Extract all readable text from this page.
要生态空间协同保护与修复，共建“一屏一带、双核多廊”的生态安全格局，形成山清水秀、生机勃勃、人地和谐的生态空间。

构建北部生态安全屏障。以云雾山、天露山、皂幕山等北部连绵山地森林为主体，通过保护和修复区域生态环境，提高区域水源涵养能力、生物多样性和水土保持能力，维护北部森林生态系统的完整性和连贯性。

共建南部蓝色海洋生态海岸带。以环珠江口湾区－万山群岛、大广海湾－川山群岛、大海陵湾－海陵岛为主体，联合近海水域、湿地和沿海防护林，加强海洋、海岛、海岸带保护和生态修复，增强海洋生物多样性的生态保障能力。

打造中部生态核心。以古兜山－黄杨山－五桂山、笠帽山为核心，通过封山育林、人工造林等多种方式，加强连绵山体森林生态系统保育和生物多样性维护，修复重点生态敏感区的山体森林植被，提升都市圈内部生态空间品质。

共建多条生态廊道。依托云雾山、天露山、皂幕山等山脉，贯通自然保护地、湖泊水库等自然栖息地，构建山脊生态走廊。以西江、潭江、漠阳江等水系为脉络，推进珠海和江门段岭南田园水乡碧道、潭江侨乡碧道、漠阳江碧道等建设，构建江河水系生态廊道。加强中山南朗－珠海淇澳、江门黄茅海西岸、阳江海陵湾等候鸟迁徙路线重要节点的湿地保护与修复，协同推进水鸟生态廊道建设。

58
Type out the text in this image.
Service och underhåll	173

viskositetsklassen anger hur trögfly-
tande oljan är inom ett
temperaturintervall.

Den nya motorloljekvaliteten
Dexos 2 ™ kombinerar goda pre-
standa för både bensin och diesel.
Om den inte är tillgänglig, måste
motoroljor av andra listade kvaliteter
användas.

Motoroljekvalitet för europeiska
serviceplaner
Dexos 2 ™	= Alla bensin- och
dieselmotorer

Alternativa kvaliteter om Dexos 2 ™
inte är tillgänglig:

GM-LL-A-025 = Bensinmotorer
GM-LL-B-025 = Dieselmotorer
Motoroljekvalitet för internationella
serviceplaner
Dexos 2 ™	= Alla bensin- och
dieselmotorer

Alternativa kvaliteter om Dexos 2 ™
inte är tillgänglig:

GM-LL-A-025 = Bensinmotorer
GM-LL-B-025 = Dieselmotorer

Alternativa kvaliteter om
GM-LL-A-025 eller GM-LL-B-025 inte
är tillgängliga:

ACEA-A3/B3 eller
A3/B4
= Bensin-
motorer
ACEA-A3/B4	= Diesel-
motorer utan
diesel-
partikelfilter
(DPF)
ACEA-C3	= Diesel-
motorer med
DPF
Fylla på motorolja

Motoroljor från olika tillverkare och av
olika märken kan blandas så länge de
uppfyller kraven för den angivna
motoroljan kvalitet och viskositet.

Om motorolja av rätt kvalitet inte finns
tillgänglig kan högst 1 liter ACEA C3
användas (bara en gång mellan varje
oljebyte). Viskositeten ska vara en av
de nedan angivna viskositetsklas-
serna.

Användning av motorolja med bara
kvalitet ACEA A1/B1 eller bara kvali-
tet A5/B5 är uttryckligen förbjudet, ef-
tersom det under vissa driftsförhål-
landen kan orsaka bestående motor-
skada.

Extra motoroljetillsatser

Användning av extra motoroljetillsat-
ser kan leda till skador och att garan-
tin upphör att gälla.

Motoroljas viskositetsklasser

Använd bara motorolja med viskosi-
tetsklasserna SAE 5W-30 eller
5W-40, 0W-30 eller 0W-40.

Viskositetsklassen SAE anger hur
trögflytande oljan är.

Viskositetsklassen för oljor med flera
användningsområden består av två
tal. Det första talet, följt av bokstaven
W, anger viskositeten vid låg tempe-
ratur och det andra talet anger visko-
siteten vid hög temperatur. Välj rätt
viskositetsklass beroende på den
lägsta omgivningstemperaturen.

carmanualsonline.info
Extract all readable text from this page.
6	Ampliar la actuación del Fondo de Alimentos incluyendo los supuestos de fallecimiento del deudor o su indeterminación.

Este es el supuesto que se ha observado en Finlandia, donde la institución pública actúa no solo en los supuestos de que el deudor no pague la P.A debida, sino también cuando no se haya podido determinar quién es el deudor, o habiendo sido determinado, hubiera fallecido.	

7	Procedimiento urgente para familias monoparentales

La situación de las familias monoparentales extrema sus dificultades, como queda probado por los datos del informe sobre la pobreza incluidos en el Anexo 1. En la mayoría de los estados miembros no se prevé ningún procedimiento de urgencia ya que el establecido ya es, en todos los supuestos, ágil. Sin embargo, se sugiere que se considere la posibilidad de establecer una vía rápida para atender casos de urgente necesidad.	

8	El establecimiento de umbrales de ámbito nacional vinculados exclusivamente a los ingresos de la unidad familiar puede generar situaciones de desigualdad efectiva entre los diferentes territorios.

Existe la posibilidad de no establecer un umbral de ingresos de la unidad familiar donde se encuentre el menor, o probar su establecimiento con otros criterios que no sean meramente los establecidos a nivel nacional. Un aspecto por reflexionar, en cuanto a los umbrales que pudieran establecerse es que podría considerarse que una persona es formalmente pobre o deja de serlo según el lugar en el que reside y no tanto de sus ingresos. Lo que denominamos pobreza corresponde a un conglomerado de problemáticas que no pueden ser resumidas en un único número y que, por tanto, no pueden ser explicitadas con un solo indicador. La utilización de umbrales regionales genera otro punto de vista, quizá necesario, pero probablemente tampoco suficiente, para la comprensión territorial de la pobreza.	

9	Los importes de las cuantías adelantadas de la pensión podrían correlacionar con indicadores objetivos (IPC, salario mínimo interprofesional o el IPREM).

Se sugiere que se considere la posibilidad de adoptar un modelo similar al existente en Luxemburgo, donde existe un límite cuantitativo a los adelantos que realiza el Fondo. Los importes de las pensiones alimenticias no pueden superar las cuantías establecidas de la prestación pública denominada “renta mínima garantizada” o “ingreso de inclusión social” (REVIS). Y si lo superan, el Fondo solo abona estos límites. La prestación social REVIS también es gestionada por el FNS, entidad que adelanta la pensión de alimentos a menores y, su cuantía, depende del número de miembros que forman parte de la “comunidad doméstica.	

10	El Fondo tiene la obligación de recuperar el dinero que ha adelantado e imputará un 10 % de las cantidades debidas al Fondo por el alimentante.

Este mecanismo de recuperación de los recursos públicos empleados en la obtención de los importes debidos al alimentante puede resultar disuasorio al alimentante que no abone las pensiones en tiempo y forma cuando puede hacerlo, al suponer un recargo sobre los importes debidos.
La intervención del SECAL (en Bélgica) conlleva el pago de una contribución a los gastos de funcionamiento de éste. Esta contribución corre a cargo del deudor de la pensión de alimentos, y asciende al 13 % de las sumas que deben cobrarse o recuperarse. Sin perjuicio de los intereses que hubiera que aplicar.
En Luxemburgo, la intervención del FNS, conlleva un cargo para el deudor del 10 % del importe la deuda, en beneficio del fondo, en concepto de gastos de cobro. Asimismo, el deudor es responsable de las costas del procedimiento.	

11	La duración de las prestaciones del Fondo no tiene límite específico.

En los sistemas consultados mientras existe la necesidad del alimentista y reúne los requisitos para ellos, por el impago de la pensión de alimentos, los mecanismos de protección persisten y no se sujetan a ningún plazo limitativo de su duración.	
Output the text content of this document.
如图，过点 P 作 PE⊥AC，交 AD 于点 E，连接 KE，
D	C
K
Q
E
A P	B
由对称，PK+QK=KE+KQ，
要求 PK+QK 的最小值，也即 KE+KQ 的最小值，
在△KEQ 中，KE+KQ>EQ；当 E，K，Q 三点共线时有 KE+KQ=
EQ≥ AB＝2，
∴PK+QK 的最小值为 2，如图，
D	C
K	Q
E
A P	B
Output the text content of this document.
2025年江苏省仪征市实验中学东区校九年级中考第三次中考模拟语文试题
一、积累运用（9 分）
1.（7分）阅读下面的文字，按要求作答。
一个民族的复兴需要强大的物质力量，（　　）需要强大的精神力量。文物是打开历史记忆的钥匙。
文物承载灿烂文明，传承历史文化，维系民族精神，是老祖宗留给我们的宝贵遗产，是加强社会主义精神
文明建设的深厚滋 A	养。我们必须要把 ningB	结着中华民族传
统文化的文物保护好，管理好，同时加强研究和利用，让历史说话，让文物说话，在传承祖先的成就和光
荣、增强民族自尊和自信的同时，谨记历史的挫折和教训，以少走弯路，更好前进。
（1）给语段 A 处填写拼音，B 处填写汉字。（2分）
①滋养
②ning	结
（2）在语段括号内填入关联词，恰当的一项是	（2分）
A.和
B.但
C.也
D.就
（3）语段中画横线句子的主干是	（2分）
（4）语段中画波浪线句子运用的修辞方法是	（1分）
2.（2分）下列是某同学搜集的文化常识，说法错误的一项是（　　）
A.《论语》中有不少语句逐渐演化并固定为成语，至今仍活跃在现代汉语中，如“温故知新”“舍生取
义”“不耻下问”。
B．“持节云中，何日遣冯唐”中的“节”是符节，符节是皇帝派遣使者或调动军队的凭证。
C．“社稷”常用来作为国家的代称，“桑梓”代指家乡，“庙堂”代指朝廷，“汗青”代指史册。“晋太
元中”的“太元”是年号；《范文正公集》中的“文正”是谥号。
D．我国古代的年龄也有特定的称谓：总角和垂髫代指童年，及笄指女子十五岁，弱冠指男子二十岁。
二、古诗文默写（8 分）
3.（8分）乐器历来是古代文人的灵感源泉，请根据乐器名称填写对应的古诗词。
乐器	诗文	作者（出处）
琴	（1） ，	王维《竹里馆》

------------------------

> _Exercise prompt_:
Of the lines in this listing, how many contain "rätt"? Reply with the number and nothing more.

> _Correct result_:
2